PAGE EXTRACT:
▼

Ultraviolet (UV) communication has attracted the attention of many researchers in recent years, especially in the wavelength range of 200–280 nm, which is called UV-C^[1–8]. This range of solar radiation can exist basically above the ozone layer, because it is almost absorbed by the ozone layer when it is incident on the earth’s surface, and the intensity remaining below the ozone layer is negligible^[9]. This allows UV-C to be used for satellite-to-satellite communications above the ozone layer without fearing wiretapping from the ground. Also, UV-C communication below the ozone layer can be affected barely by background noise.

However, it is considered that the UV-C light will be strongly scattered because of its short wavelength, which leads to serious light attenuation along the direction of light emission^[10] and raises the possibility for non-line-of-sight (NLOS) communication. Long-range NLOS communication of 200 bps over 100 m has been achieved by using high light output power (LOP) UV-C light sources and high-sensitivity UV-C detectors such as a photomultiplier tube (PMT)^[11–17]. To overcome the huge path loss (PL) caused by the long distance, one of the effective ways is to increase the LOP of the transmitter. However, the maximum permissible exposure of UV-C is specified due to the carcinogenicity^[18]. Hence, many researchers are tentative to improve the long-range NLOS/line-of-sight (LOS) communication system performance by increasing the device bandwidth, optimizing coding and modulation methods, employing multiple input multiple output (MIMO), adopting spatial diversity, and so on^{[3,6,12,15–17,19–24]}. Nevertheless, traditional LEDs are typically in millimeter sizes, and a larger size leads to larger capacitance and slower transistors’ operating speed, which further inhibits bandwidth improvement^[25]. The most recent modulation bandwidth record for large-size UV-C LEDs is 153 MHz^[23]. Moreover, the bandwidths of commercial UV-enhanced detectors are generally limited to a few hundred megahertz (MHz)^[26]. Therefore, optimizing the communication system performance based on large-size LEDs by increasing the modulation bandwidth of devices is challenging.

In recent years, temporal ghost imaging (TGI) has attracted the attention of many researchers as a modulation algorithm that can reduce the requirement of spatial and temporal resolution of detectors^[27–29]. Sun et al. realized 3D single-pixel detector imaging, which is a very important application of spatial computational ghost imaging. Devaux et al. captured non-repeatable time-domain signals without synchronization by the spatial computational ghost imaging system and realized the combination of spatial domain and time domain. Xu et al. conducted an experimental study of temporal computational ghost imaging, proving that TGI can lower the time resolution requirement of the detector. Relevant researches show that TGI can not only reduce the spatial or temporal resolution requirement of the detectors but also exhibit excellent anti-noise performance, improving the signal-to-noise ratio (SNR) of the system^[28–33]. However, applying TGI to the UV-C communication system has not been reported yet.

▲

WHAT THIS EXERCISE ASKS:
- 1) Answer these questions using the passage on UV-C communication:
(a) What wavelength range is called UV-C?
(b) What is the most recent modulation bandwidth record for large-size UV-C LEDs?
(c) Who conducted an experimental study of temporal computational ghost imaging?
- 2) Echo the lines of the records, starting with the line that contains "page-edge xyxy=(1530,0,1539,2408)" and going on through the line that contains "running-head: STODDART v.".

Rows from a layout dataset

▼

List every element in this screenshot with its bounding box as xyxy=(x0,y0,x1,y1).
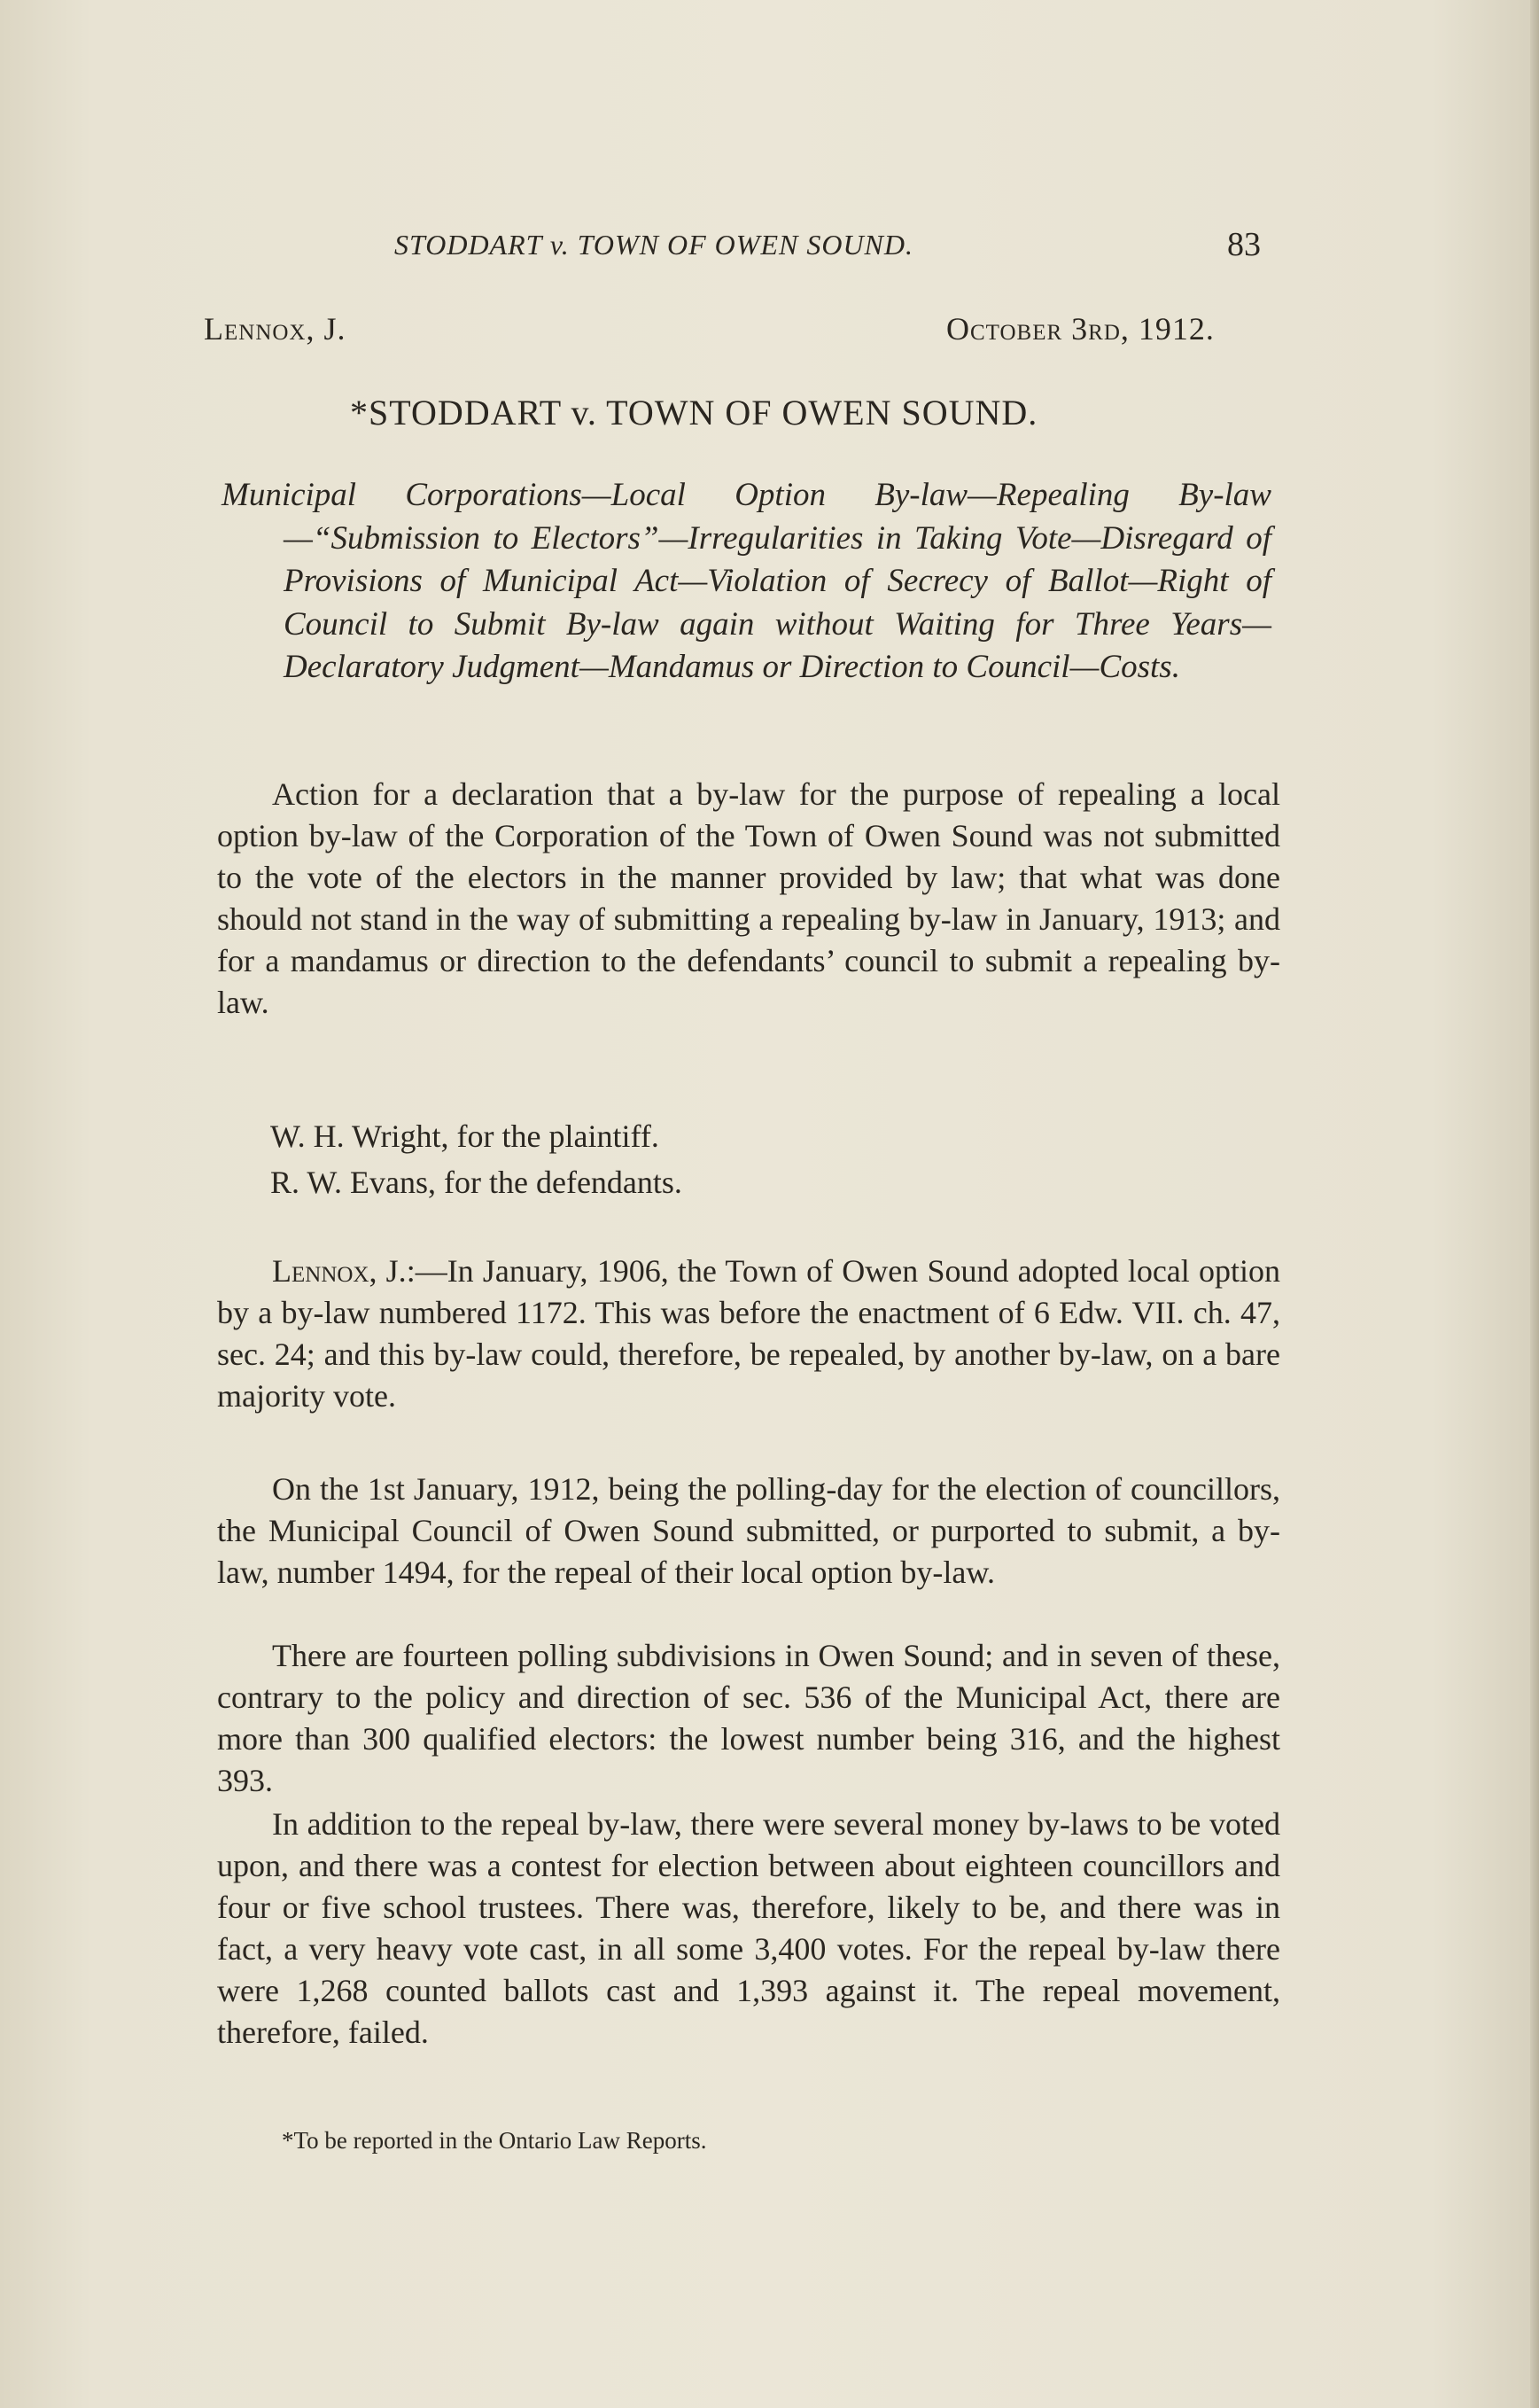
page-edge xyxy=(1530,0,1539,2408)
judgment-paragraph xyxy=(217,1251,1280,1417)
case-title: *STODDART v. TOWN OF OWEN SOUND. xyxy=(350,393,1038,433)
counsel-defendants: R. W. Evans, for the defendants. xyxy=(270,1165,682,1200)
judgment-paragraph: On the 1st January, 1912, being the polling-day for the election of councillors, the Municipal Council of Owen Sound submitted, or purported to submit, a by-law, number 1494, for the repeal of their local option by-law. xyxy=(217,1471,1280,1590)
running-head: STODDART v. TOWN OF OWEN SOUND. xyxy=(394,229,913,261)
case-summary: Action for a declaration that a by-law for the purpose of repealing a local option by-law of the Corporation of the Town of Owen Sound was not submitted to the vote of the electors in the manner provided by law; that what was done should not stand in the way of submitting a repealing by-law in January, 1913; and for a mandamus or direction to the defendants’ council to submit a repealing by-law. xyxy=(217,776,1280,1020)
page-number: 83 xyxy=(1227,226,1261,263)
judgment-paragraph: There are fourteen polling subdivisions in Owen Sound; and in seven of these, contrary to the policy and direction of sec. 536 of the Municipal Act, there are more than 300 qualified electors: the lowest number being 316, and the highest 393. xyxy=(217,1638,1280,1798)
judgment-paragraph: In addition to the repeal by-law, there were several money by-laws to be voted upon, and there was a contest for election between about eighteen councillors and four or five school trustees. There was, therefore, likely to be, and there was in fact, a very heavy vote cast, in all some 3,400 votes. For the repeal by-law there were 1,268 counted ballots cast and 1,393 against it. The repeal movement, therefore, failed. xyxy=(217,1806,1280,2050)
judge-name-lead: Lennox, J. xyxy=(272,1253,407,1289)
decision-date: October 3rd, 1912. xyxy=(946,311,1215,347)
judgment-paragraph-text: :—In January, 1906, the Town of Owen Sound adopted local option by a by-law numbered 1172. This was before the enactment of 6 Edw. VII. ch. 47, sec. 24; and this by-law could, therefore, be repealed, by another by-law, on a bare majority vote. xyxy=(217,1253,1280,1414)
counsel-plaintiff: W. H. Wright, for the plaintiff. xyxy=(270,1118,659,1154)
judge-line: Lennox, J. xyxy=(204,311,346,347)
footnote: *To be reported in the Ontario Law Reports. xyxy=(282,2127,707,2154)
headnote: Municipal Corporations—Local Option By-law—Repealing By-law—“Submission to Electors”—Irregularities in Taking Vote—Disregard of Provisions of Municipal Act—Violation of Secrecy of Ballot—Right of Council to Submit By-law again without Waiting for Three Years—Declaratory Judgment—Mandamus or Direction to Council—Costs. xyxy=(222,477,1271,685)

▲
▼

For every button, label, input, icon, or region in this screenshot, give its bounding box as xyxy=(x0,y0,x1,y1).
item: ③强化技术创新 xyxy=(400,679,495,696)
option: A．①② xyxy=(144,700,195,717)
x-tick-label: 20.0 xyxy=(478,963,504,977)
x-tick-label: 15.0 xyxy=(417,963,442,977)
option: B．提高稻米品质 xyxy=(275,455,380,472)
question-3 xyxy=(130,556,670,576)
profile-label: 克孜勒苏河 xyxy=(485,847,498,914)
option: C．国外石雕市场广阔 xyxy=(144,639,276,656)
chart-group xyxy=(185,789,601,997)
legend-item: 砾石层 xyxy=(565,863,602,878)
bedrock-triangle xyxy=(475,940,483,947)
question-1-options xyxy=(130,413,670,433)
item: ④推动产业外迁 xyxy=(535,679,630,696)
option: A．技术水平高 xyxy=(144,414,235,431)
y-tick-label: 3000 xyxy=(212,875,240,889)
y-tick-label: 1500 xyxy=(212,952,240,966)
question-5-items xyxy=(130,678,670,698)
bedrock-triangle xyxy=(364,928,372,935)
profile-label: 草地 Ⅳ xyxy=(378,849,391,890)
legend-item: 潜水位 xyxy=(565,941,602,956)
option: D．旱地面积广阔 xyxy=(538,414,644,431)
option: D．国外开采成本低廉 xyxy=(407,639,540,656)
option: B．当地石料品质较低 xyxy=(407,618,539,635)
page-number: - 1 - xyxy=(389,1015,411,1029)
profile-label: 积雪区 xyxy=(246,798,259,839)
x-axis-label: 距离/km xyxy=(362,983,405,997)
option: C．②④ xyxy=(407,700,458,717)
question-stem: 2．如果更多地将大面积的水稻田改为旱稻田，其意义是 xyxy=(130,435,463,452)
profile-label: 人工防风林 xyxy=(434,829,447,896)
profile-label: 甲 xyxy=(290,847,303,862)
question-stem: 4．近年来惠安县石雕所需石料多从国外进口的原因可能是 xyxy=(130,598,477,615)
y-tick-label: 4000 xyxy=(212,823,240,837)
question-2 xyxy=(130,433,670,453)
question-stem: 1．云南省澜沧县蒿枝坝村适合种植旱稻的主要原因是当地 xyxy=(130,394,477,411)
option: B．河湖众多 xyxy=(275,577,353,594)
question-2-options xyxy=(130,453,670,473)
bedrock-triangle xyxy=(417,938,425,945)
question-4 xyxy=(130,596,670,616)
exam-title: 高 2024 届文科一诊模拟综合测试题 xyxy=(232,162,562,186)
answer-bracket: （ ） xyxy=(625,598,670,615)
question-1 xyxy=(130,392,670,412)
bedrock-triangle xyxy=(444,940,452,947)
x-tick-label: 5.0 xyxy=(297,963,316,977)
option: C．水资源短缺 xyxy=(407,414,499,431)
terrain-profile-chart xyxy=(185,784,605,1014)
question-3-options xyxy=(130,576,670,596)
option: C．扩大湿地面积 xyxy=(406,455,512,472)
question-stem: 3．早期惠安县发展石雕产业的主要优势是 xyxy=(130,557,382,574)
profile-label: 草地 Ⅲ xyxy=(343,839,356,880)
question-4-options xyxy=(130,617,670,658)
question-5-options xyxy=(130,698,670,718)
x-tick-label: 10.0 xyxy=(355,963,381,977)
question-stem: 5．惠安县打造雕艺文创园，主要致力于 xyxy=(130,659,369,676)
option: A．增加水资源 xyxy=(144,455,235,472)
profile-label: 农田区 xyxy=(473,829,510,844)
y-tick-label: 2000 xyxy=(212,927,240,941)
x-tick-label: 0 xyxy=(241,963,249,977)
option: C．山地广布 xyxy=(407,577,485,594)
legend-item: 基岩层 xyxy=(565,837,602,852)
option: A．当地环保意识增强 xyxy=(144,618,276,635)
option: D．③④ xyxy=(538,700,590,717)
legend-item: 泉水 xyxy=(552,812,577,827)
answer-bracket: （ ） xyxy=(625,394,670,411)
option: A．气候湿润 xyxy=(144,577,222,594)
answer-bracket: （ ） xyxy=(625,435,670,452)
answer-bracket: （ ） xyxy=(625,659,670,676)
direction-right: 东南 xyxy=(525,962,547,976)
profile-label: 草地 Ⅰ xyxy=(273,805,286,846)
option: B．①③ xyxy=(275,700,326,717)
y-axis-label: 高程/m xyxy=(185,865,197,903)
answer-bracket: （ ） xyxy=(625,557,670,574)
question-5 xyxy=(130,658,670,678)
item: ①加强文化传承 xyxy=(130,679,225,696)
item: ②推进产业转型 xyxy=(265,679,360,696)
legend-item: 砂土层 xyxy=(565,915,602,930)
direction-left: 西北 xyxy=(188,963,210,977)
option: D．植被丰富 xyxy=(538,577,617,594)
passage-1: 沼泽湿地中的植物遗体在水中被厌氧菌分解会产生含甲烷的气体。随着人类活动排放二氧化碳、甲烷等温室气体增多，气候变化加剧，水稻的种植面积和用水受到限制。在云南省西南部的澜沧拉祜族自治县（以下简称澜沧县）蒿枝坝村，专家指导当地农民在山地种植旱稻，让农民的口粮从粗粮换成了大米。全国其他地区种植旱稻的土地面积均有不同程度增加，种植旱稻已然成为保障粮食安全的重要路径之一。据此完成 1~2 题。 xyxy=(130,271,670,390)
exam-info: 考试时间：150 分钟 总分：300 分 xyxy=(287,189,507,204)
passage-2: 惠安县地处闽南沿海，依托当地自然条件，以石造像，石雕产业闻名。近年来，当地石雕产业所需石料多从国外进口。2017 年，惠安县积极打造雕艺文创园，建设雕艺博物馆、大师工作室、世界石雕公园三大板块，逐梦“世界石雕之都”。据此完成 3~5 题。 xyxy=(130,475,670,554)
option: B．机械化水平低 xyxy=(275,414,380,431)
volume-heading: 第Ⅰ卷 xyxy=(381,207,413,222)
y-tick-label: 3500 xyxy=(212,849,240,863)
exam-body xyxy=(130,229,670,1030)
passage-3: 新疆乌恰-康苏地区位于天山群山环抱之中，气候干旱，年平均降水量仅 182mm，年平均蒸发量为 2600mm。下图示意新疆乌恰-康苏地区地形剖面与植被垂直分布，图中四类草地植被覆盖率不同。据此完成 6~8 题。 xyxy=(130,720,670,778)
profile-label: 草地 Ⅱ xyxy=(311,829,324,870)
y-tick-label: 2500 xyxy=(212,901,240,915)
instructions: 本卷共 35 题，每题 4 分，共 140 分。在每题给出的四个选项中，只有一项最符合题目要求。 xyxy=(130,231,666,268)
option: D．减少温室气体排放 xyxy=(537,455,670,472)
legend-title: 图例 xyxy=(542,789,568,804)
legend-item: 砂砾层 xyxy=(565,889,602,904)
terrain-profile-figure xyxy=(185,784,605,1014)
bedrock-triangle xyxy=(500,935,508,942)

▲

SOLUTIONS TO THE TASKS:
- 1)
(a) 200–280 nm
(b) 153 MHz
(c) Xu et al.

- 2)
page-edge xyxy=(1530,0,1539,2408)
judgment-paragraph xyxy=(217,1251,1280,1417)
case-title: *STODDART v. TOWN OF OWEN SOUND. xyxy=(350,393,1038,433)
counsel-defendants: R. W. Evans, for the defendants. xyxy=(270,1165,682,1200)
judgment-paragraph: On the 1st January, 1912, being the polling-day for the election of councillors, the Municipal Council of Owen Sound submitted, or purported to submit, a by-law, number 1494, for the repeal of their local option by-law. xyxy=(217,1471,1280,1590)
running-head: STODDART v. TOWN OF OWEN SOUND. xyxy=(394,229,913,261)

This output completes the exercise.